# start of Records for this task

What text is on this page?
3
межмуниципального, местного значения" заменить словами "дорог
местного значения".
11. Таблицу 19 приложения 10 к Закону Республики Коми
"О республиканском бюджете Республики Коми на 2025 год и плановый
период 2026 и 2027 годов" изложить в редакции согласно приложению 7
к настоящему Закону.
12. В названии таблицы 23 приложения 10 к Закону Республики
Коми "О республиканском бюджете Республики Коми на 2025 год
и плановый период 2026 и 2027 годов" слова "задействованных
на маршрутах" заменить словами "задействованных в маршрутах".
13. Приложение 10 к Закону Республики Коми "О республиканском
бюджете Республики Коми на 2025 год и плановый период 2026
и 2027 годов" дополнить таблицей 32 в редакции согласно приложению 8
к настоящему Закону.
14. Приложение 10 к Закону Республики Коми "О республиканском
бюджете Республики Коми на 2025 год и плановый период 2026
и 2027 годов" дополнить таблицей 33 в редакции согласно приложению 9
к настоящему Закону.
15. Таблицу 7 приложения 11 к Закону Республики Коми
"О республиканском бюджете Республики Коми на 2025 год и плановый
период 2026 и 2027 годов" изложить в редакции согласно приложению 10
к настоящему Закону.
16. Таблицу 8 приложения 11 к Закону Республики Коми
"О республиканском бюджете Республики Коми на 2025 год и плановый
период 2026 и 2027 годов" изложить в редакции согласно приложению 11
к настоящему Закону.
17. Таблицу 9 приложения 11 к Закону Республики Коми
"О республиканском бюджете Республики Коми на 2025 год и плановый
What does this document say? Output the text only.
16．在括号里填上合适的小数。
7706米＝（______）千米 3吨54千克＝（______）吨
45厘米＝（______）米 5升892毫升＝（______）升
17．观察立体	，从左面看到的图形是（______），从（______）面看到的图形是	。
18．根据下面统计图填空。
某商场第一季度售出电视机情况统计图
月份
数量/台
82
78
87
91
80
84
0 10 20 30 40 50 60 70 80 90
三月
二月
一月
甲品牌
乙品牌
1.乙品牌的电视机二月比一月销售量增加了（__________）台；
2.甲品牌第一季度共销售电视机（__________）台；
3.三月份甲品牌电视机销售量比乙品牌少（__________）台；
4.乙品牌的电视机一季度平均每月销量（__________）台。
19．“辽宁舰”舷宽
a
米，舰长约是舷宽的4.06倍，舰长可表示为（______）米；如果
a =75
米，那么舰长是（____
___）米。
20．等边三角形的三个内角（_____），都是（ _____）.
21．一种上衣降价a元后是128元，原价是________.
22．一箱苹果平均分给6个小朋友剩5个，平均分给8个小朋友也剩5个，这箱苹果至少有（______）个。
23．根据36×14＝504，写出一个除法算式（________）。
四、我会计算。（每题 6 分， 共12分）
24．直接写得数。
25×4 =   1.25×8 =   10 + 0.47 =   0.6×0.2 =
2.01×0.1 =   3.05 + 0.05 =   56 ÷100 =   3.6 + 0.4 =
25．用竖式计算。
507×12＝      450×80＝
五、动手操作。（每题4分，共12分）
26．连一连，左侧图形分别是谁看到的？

# end of Records for this task

● Given instruction
Write out each line of the data that holds the string "приложению".

● Task response
период 2026 и 2027 годов" изложить в редакции согласно приложению 7
и 2027 годов" дополнить таблицей 32 в редакции согласно приложению 8
и 2027 годов" дополнить таблицей 33 в редакции согласно приложению 9
период 2026 и 2027 годов" изложить в редакции согласно приложению 10
период 2026 и 2027 годов" изложить в редакции согласно приложению 11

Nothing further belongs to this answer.